| JOB |
Extract each line holding the word "marketing" from the entries.

┌──

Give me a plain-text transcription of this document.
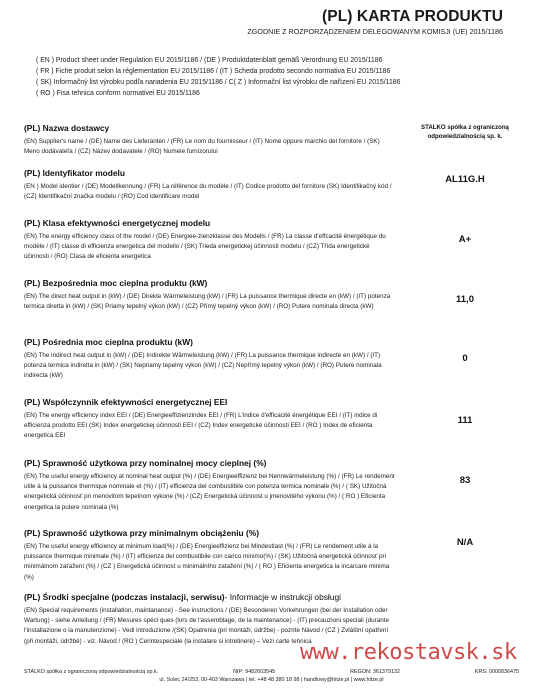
(PL) KARTA PRODUKTU
ZGODNIE Z ROZPORZĄDZENIEM DELEGOWANYM KOMISJI (UE) 2015/1186
( EN ) Product sheet under Regulation EU 2015/1186 / (DE ) Produktdatenblatt gemäß Verordnung EU 2015/1186
( FR ) Fiche produit selon la réglementation EU 2015/1186 / (IT ) Scheda prodotto secondo normativa EU 2015/1186
( SK) Informačný list výrobku podľa nariadenia EU 2015/1186 / C( Z ) Informační list výrobku dle nařízení EU 2015/1186
( RO ) Fisa tehnica conform normativei EU 2015/1186
(PL) Nazwa dostawcy

(EN) Supplier's name / (DE) Name des Lieferanten / (FR) Le nom du fournisseur / (IT) Nome oppure marchio del fornitore / (SK) Meno dodávateľa / (CZ) Název dodavatele / (RO) Numele furnizorului

STALKO spółka z ograniczoną odpowiedzialnością sp. k.
(PL) Identyfikator modelu

(EN ) Model identier / (DE) Modellkennung / (FR) La référence du modèle / (IT) Codice prodotto del fornitore (SK) Identifikačný kód / (CZ) Identifikační značka modelu / (RO) Cod identificare model

AL11G.H
(PL) Klasa efektywności energetycznej modelu

(EN) The energy efficiency class of the model / (DE) Energiee-zienzklasse des Modells / (FR) La classe d'effcacité énergétique du modèle / (IT) classe di efficienza energetica del modello / (SK) Trieda energetickej účinnosti modelu / (CZ) Třída energetické účinnosti / (RO) Clasa de eficienta energetica

A+
(PL) Bezpośrednia moc cieplna produktu (kW)

(EN) The direct heat output in (kW) / (DE) Direkte Wärmeleistung (kW) / (FR) La puissance thermique directe en (kW) / (IT) potenza termica diretta in (kW) / (SK) Priamy tepelný výkon (kW) / (CZ) Přímý tepelný výkon (kW) / (RO) Putere nominala directa (kW)

11,0
(PL) Pośrednia moc cieplna produktu (kW)

(EN) The indirect heat output in (kW) / (DE) Indirekte Wärmeleistung (kW) / (FR) La puissance thermique indirecte en (kW) / (IT) potenza termica indiretta in (kW) / (SK) Nepriamy tepelný výkon (kW) / (CZ) Nepřímý tepelný výkon (kW) / (RO) Putere nominala indirecta (kW)

0
(PL) Współczynnik efektywności energetycznej EEI

(EN) The energy efficiency index EEI / (DE) Energieeffizienzindex EEI / (FR) L'indice d'efficacité énergétique EEI / (IT) indice di efficienza prodotto EEI (SK) Index energetickej účinnosti EEI / (CZ) Index energetické účinnosti EEI / (RO ) Index de eficienta energetica EEI

111
(PL) Sprawność użytkowa przy nominalnej mocy cieplnej (%)

(EN) The useful energy efficiency at nominal heat output (%) / (DE) Energieeffizienz bei Nennwärmeleistung (%) / (FR) Le rendement utile à la puissance thermique nominale et (%) / (IT) efficienza del combustibile con potenza termica nominale (%) / ( SK) Užitočná energetická účinnosť pri menovitom tepelnom výkone (%) / (CZ) Energetická účinnost u jmenovitého výkonu (%) / ( RO ) Eficienta energetica la putere nominala (%)

83
(PL) Sprawność użytkowa przy minimalnym obciążeniu (%)

(EN) The useful energy efficiency at minimum load(%) / (DE) Energieeffizienz bei Mindestlast (%) / (FR) Le rendement utile à la puissance thermique minimale (%) / (IT) efficienza del combustibile con carico minimo(%) / (SK) Užitočná energetická účinnosť pri minimálnom zaťažení (%) / (CZ ) Energetická účinnost u minimálního zatažení (%) / ( RO ) Eficienta energetica la incarcare minima (%)

N/A
(PL) Środki specjalne (podczas instalacji, serwisu)- Informacje w instrukcji obsługi

(EN) Special requirements (installation, maintanance) - See instructions / (DE) Besonderen Vorkehrungen (bei der Installation oder Wartung) - siehe Anleitung / (FR) Mesures spéci ques (lors de l'assemblage, de la maintenance) - (IT) precauzioni speciali (durante l'installazione o la manutenzione) - Vedi introduzione /(SK) Opatrenia (pri montáži, údržbe) - pozrite Návod / (CZ ) Zvláštní opatření (při montáži, údržbě) - viz. Návod / (RO ) Cerintespeciale (la instalare si intretinere) – Vezi carte tehnica

www.rekostavsk.sk
STALKO spółka z ograniczoną odpowiedzialnością sp.k.	NIP: 9482603545	REGON: 361379132	KRS: 0000836475
ul. Solec 24/253, 00-403 Warszawa | tel. +48 48 380 18 98 | handlowy@hitze.pl | www.hitze.pl
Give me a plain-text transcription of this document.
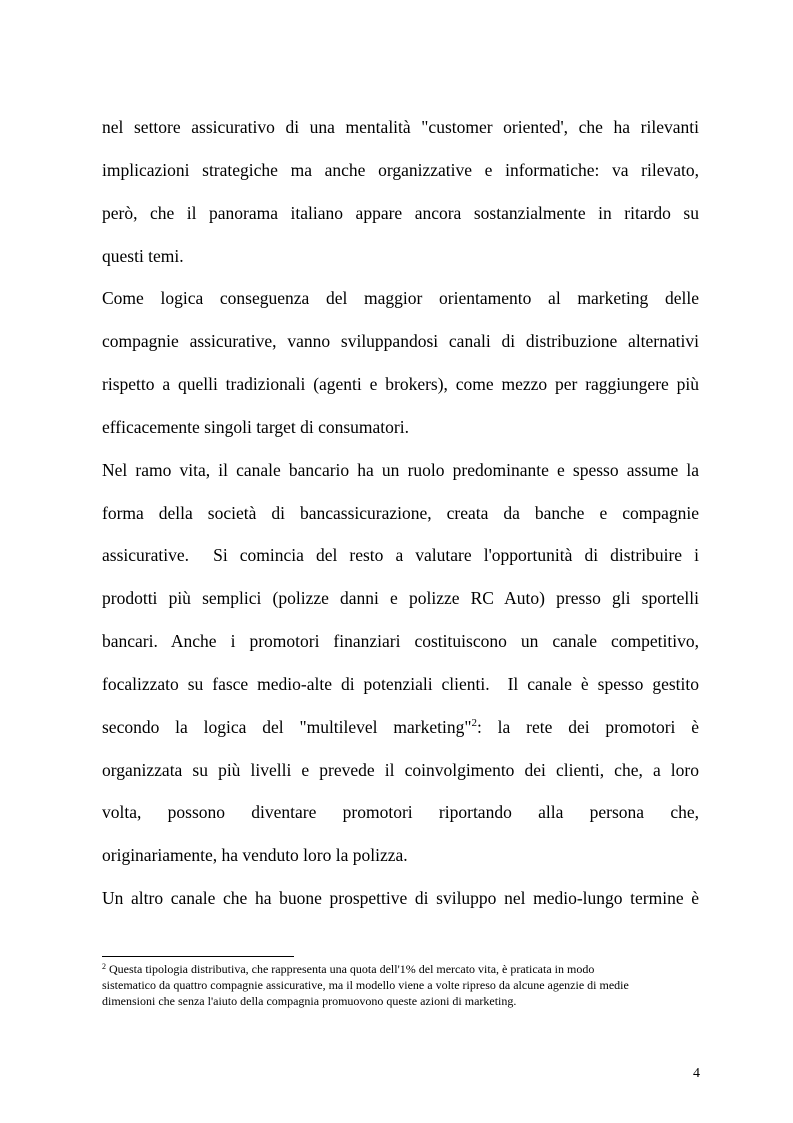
nel settore assicurativo di una mentalità "customer oriented', che ha rilevanti
implicazioni strategiche ma anche organizzative e informatiche: va rilevato,
però, che il panorama italiano appare ancora sostanzialmente in ritardo su
questi temi.
Come logica conseguenza del maggior orientamento al marketing delle
compagnie assicurative, vanno sviluppandosi canali di distribuzione alternativi
rispetto a quelli tradizionali (agenti e brokers), come mezzo per raggiungere più
efficacemente singoli target di consumatori.
Nel ramo vita, il canale bancario ha un ruolo predominante e spesso assume la
forma della società di bancassicurazione, creata da banche e compagnie
assicurative.  Si comincia del resto a valutare l'opportunità di distribuire i
prodotti più semplici (polizze danni e polizze RC Auto) presso gli sportelli
bancari. Anche i promotori finanziari costituiscono un canale competitivo,
focalizzato su fasce medio-alte di potenziali clienti.  Il canale è spesso gestito
secondo la logica del "multilevel marketing"$^2$: la rete dei promotori è
organizzata su più livelli e prevede il coinvolgimento dei clienti, che, a loro
volta, possono diventare promotori riportando alla persona che,
originariamente, ha venduto loro la polizza.
Un altro canale che ha buone prospettive di sviluppo nel medio-lungo termine è
$^2$ Questa tipologia distributiva, che rappresenta una quota dell'1% del mercato vita, è praticata in modo
sistematico da quattro compagnie assicurative, ma il modello viene a volte ripreso da alcune agenzie di medie
dimensioni che senza l'aiuto della compagnia promuovono queste azioni di marketing.
4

└──

| FINAL ANSWER |
Come logica conseguenza del maggior orientamento al marketing delle
secondo la logica del "multilevel marketing"$^2$: la rete dei promotori è
dimensioni che senza l'aiuto della compagnia promuovono queste azioni di marketing.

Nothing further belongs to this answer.